(Stored dataset items)
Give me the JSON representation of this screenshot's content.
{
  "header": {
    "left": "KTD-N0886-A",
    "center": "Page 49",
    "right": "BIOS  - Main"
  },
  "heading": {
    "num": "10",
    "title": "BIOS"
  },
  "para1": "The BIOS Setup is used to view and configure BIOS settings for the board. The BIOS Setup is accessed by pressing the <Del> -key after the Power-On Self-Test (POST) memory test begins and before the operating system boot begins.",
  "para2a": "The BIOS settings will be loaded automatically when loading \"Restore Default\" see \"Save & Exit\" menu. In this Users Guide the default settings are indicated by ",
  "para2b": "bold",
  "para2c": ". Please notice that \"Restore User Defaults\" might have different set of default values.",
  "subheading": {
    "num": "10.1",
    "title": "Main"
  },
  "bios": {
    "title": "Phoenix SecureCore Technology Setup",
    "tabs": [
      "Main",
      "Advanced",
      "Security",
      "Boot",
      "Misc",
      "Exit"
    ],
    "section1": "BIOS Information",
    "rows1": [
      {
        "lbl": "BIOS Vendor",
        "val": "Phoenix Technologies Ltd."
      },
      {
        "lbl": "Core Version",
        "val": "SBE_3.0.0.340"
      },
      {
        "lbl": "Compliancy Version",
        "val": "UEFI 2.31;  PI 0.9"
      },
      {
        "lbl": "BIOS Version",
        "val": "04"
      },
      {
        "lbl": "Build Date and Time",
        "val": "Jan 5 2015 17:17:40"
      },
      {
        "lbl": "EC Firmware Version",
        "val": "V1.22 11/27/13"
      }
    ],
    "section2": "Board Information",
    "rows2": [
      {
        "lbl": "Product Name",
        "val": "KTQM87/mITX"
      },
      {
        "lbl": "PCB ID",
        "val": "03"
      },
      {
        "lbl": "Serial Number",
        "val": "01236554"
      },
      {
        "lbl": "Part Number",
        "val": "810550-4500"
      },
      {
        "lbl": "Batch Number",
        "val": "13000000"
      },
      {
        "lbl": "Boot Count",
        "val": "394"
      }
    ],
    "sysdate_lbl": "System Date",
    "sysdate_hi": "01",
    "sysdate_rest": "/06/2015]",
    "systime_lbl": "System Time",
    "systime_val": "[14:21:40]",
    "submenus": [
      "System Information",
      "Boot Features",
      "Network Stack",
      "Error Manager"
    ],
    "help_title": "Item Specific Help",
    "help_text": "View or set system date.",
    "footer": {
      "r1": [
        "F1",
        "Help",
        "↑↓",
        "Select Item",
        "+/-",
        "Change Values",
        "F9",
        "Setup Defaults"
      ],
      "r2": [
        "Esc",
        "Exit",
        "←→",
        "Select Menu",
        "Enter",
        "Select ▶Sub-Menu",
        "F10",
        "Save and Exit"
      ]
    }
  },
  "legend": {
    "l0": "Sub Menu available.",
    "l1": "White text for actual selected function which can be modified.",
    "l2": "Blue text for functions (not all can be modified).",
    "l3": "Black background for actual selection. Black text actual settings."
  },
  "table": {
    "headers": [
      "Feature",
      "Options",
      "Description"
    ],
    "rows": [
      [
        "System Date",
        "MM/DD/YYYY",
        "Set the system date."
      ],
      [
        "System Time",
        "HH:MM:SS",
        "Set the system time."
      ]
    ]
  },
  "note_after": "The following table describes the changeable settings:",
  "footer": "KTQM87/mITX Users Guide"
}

### What is asked
Using the records above, list each line that includes "modified".

### Answer to this task
    "l1": "White text for actual selected function which can be modified.",
    "l2": "Blue text for functions (not all can be modified).",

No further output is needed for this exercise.